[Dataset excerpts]

════════

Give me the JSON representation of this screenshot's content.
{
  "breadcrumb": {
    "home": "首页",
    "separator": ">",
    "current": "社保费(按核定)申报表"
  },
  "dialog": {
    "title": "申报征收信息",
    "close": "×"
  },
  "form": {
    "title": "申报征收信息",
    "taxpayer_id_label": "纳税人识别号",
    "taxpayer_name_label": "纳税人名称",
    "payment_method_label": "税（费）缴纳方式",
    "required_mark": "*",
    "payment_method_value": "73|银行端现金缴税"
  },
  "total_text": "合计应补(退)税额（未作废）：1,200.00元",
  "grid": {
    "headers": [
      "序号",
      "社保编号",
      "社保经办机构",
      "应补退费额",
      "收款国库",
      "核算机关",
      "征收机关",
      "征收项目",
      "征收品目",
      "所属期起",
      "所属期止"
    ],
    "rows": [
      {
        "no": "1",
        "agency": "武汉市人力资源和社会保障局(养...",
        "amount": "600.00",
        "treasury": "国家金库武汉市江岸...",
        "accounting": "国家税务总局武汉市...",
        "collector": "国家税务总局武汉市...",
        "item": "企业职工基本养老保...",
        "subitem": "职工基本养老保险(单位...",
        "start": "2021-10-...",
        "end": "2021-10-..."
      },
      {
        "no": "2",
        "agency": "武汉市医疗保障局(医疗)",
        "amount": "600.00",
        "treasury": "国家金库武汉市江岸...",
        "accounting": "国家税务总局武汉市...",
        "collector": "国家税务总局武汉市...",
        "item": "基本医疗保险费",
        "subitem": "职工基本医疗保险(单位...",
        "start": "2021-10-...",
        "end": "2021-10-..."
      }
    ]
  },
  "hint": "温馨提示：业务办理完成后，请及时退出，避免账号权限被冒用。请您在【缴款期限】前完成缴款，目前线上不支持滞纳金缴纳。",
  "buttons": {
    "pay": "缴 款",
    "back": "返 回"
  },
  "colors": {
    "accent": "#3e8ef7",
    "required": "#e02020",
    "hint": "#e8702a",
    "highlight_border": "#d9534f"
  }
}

════════

GIVEN PROBLEM | Extract each line of the listing above, copying it word for word.

TASK RESPONSE |
Give me the JSON representation of this screenshot's content.
{
  "breadcrumb": {
    "home": "首页",
    "separator": ">",
    "current": "社保费(按核定)申报表"
  },
  "dialog": {
    "title": "申报征收信息",
    "close": "×"
  },
  "form": {
    "title": "申报征收信息",
    "taxpayer_id_label": "纳税人识别号",
    "taxpayer_name_label": "纳税人名称",
    "payment_method_label": "税（费）缴纳方式",
    "required_mark": "*",
    "payment_method_value": "73|银行端现金缴税"
  },
  "total_text": "合计应补(退)税额（未作废）：1,200.00元",
  "grid": {
    "headers": [
      "序号",
      "社保编号",
      "社保经办机构",
      "应补退费额",
      "收款国库",
      "核算机关",
      "征收机关",
      "征收项目",
      "征收品目",
      "所属期起",
      "所属期止"
    ],
    "rows": [
      {
        "no": "1",
        "agency": "武汉市人力资源和社会保障局(养...",
        "amount": "600.00",
        "treasury": "国家金库武汉市江岸...",
        "accounting": "国家税务总局武汉市...",
        "collector": "国家税务总局武汉市...",
        "item": "企业职工基本养老保...",
        "subitem": "职工基本养老保险(单位...",
        "start": "2021-10-...",
        "end": "2021-10-..."
      },
      {
        "no": "2",
        "agency": "武汉市医疗保障局(医疗)",
        "amount": "600.00",
        "treasury": "国家金库武汉市江岸...",
        "accounting": "国家税务总局武汉市...",
        "collector": "国家税务总局武汉市...",
        "item": "基本医疗保险费",
        "subitem": "职工基本医疗保险(单位...",
        "start": "2021-10-...",
        "end": "2021-10-..."
      }
    ]
  },
  "hint": "温馨提示：业务办理完成后，请及时退出，避免账号权限被冒用。请您在【缴款期限】前完成缴款，目前线上不支持滞纳金缴纳。",
  "buttons": {
    "pay": "缴 款",
    "back": "返 回"
  },
  "colors": {
    "accent": "#3e8ef7",
    "required": "#e02020",
    "hint": "#e8702a",
    "highlight_border": "#d9534f"
  }
}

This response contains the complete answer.